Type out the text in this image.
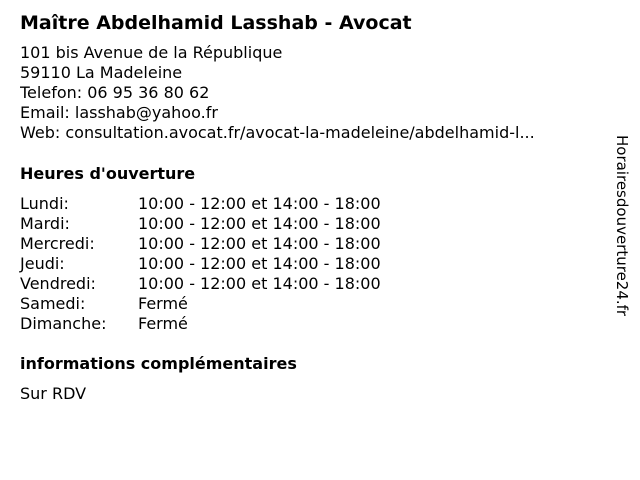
Maître Abdelhamid Lasshab - Avocat
101 bis Avenue de la République
59110 La Madeleine
Telefon: 06 95 36 80 62
Email: lasshab@yahoo.fr
Web: consultation.avocat.fr/avocat-la-madeleine/abdelhamid-l...
Heures d'ouverture
Lundi:	10:00 - 12:00 et 14:00 - 18:00
Mardi:	10:00 - 12:00 et 14:00 - 18:00
Mercredi:	10:00 - 12:00 et 14:00 - 18:00
Jeudi:	10:00 - 12:00 et 14:00 - 18:00
Vendredi:	10:00 - 12:00 et 14:00 - 18:00
Samedi:	Fermé
Dimanche:	Fermé
informations complémentaires
Sur RDV
Horairesdouverture24.fr
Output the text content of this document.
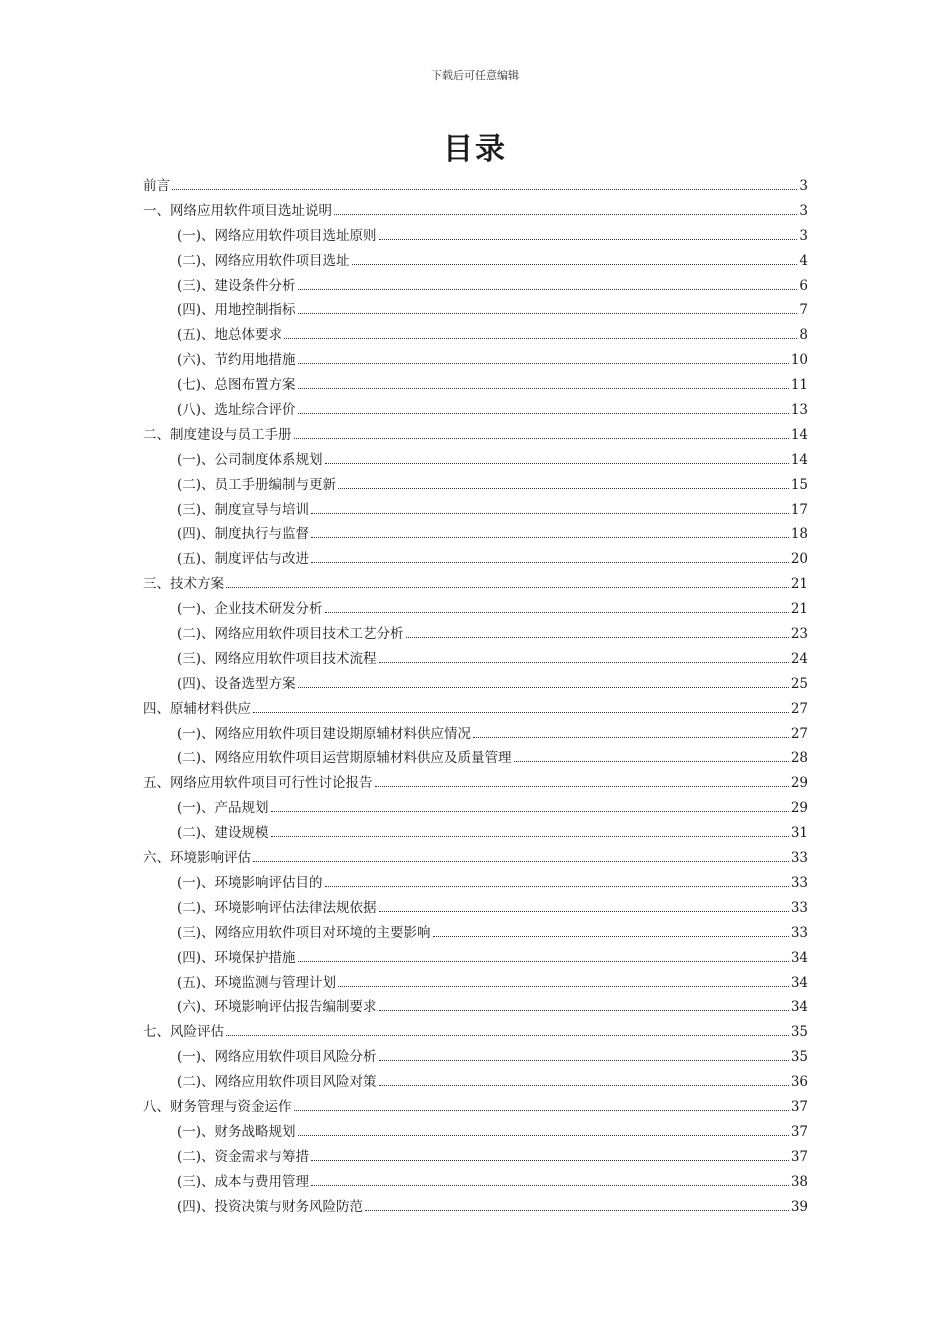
下载后可任意编辑
目录
前言	3
一、网络应用软件项目选址说明	3
(一)、网络应用软件项目选址原则	3
(二)、网络应用软件项目选址	4
(三)、建设条件分析	6
(四)、用地控制指标	7
(五)、地总体要求	8
(六)、节约用地措施	10
(七)、总图布置方案	11
(八)、选址综合评价	13
二、制度建设与员工手册	14
(一)、公司制度体系规划	14
(二)、员工手册编制与更新	15
(三)、制度宣导与培训	17
(四)、制度执行与监督	18
(五)、制度评估与改进	20
三、技术方案	21
(一)、企业技术研发分析	21
(二)、网络应用软件项目技术工艺分析	23
(三)、网络应用软件项目技术流程	24
(四)、设备选型方案	25
四、原辅材料供应	27
(一)、网络应用软件项目建设期原辅材料供应情况	27
(二)、网络应用软件项目运营期原辅材料供应及质量管理	28
五、网络应用软件项目可行性讨论报告	29
(一)、产品规划	29
(二)、建设规模	31
六、环境影响评估	33
(一)、环境影响评估目的	33
(二)、环境影响评估法律法规依据	33
(三)、网络应用软件项目对环境的主要影响	33
(四)、环境保护措施	34
(五)、环境监测与管理计划	34
(六)、环境影响评估报告编制要求	34
七、风险评估	35
(一)、网络应用软件项目风险分析	35
(二)、网络应用软件项目风险对策	36
八、财务管理与资金运作	37
(一)、财务战略规划	37
(二)、资金需求与筹措	37
(三)、成本与费用管理	38
(四)、投资决策与财务风险防范	39
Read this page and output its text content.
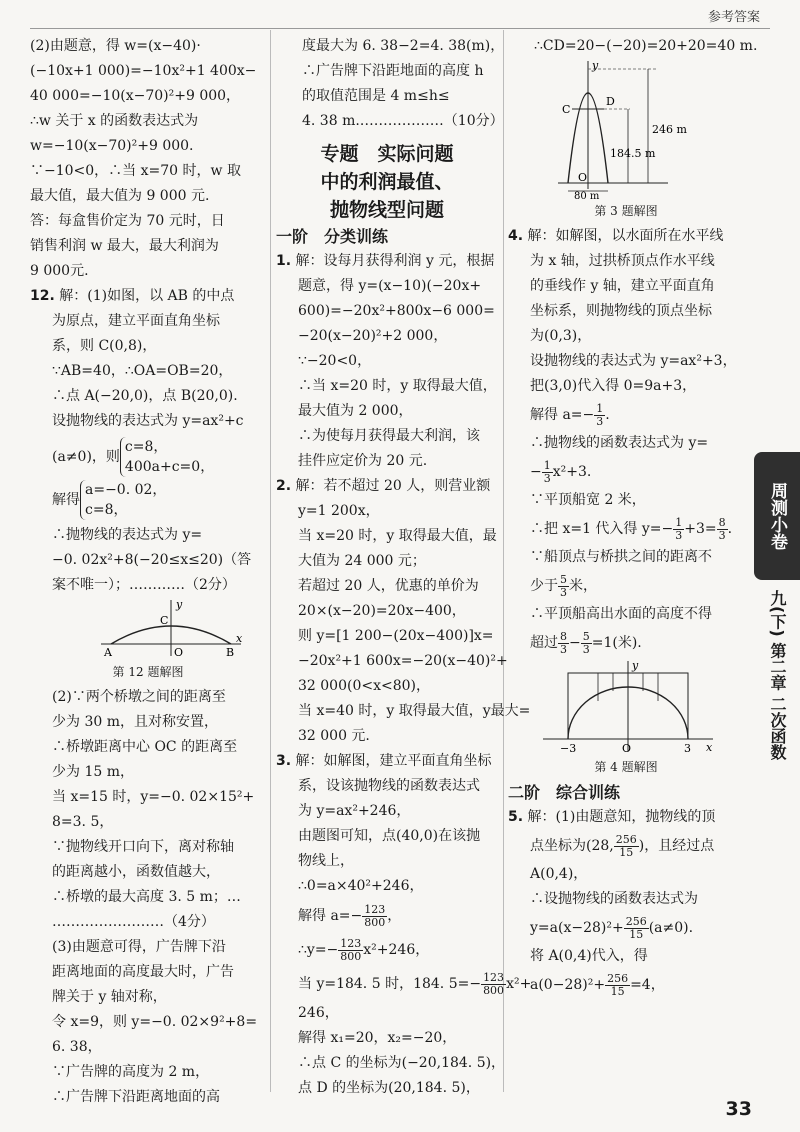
参考答案

(2)由题意，得 w=(x−40)·

(−10x+1 000)=−10x²+1 400x−

40 000=−10(x−70)²+9 000，

∴w 关于 x 的函数表达式为

w=−10(x−70)²+9 000.

∵−10<0，∴当 x=70 时，w 取

最大值，最大值为 9 000 元.

答：每盒售价定为 70 元时，日

销售利润 w 最大，最大利润为

9 000元.

12. 解：(1)如图，以 AB 的中点

为原点，建立平面直角坐标

系，则 C(0,8)，

∵AB=40，∴OA=OB=20，

∴点 A(−20,0)，点 B(20,0).

设抛物线的表达式为 y=ax²+c

(a≠0)，则
c=8，
400a+c=0，

解得
a=−0. 02，
c=8，

∴抛物线的表达式为 y=

−0. 02x²+8(−20≤x≤20)（答

案不唯一）；…………（2分）

y
x
C
A	O	B

第 12 题解图

(2)∵两个桥墩之间的距离至

少为 30 m，且对称安置，

∴桥墩距离中心 OC 的距离至

少为 15 m，

当 x=15 时，y=−0. 02×15²+

8=3. 5，

∵抛物线开口向下，离对称轴

的距离越小，函数值越大，

∴桥墩的最大高度 3. 5 m；…

……………………（4分）

(3)由题意可得，广告牌下沿

距离地面的高度最大时，广告

牌关于 y 轴对称，

令 x=9，则 y=−0. 02×9²+8=

6. 38，

∵广告牌的高度为 2 m，

∴广告牌下沿距离地面的高

度最大为 6. 38−2=4. 38(m)，

∴广告牌下沿距地面的高度 h

的取值范围是 4 m≤h≤

4. 38 m.………………（10分）

专题　实际问题

中的利润最值、

抛物线型问题

一阶　分类训练

1. 解：设每月获得利润 y 元，根据

题意，得 y=(x−10)(−20x+

600)=−20x²+800x−6 000=

−20(x−20)²+2 000，

∵−20<0，

∴当 x=20 时，y 取得最大值，

最大值为 2 000，

∴为使每月获得最大利润，该

挂件应定价为 20 元.

2. 解：若不超过 20 人，则营业额

y=1 200x，

当 x=20 时，y 取得最大值，最

大值为 24 000 元；

若超过 20 人，优惠的单价为

20×(x−20)=20x−400，

则 y=[1 200−(20x−400)]x=

−20x²+1 600x=−20(x−40)²+

32 000(0<x<80)，

当 x=40 时，y 取得最大值，y最大=

32 000 元.

3. 解：如解图，建立平面直角坐标

系，设该抛物线的函数表达式

为 y=ax²+246，

由题图可知，点(40,0)在该抛

物线上，

∴0=a×40²+246，

解得 $a=- \frac{123}{800}$ ，

∴y=− $\frac{123}{800} x^2+246$，

当 y=184. 5 时，184. $5=- \frac{123}{800} x^2+$

246，

解得 x₁=20，x₂=−20，

∴点 C 的坐标为(−20,184. 5)，

点 D 的坐标为(20,184. 5)，

∴CD=20−(−20)=20+20=40 m.

y
C
D
O
246 m
184.5 m
80 m

第 3 题解图

4. 解：如解图，以水面所在水平线

为 x 轴，过拱桥顶点作水平线

的垂线作 y 轴，建立平面直角

坐标系，则抛物线的顶点坐标

为(0,3)，

设抛物线的表达式为 y=ax²+3，

把(3,0)代入得 0=9a+3，

解得 $a=- \frac{1}{3}$ .

∴抛物线的函数表达式为 y=

− $\frac{1}{3} x^2+3$.

∵平顶船宽 2 米，

∴把 x=1 代入得 $y=- \frac{1}{3} +3= \frac{8}{3}$ .

∵船顶点与桥拱之间的距离不

少于 $\frac{5}{3}$ 米，

∴平顶船高出水面的高度不得

超过 $\frac{8}{3} - \frac{5}{3} =1$(米).

y
x
−3	O	3

第 4 题解图

二阶　综合训练

5. 解：(1)由题意知，抛物线的顶

点坐标为(28, $\frac{256}{15}$ )，且经过点

A(0,4)，

∴设抛物线的函数表达式为

$y=a(x-28)^2+ \frac{256}{15} (a\ne 0)$.

将 A(0,4)代入，得

$a(0-28)^2+ \frac{256}{15} =4$，

周测小卷
九(下) 第二章 二次函数
33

Task details
Copy out every line of the data that includes the word "取得最大值".

Task response
∴当 x=20 时，y 取得最大值，
当 x=20 时，y 取得最大值，最
当 x=40 时，y 取得最大值，y最大=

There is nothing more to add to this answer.